--- Source records ---

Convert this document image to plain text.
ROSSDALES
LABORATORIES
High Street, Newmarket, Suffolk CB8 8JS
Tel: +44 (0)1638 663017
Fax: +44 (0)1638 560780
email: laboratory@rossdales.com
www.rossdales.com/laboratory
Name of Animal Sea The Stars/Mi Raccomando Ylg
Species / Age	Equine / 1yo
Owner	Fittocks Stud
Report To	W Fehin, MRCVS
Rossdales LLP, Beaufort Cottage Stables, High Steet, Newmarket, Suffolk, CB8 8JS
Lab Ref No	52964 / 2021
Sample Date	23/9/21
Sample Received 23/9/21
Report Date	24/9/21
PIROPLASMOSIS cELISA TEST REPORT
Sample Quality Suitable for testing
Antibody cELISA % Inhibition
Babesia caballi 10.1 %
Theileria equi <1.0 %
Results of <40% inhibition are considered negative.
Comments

---

_How to complete this task:_
From the first line to the last, return the data above exactly.

_Your solution:_
Convert this document image to plain text.
ROSSDALES
LABORATORIES
High Street, Newmarket, Suffolk CB8 8JS
Tel: +44 (0)1638 663017
Fax: +44 (0)1638 560780
email: laboratory@rossdales.com
www.rossdales.com/laboratory
Name of Animal Sea The Stars/Mi Raccomando Ylg
Species / Age	Equine / 1yo
Owner	Fittocks Stud
Report To	W Fehin, MRCVS
Rossdales LLP, Beaufort Cottage Stables, High Steet, Newmarket, Suffolk, CB8 8JS
Lab Ref No	52964 / 2021
Sample Date	23/9/21
Sample Received 23/9/21
Report Date	24/9/21
PIROPLASMOSIS cELISA TEST REPORT
Sample Quality Suitable for testing
Antibody cELISA % Inhibition
Babesia caballi 10.1 %
Theileria equi <1.0 %
Results of <40% inhibition are considered negative.
Comments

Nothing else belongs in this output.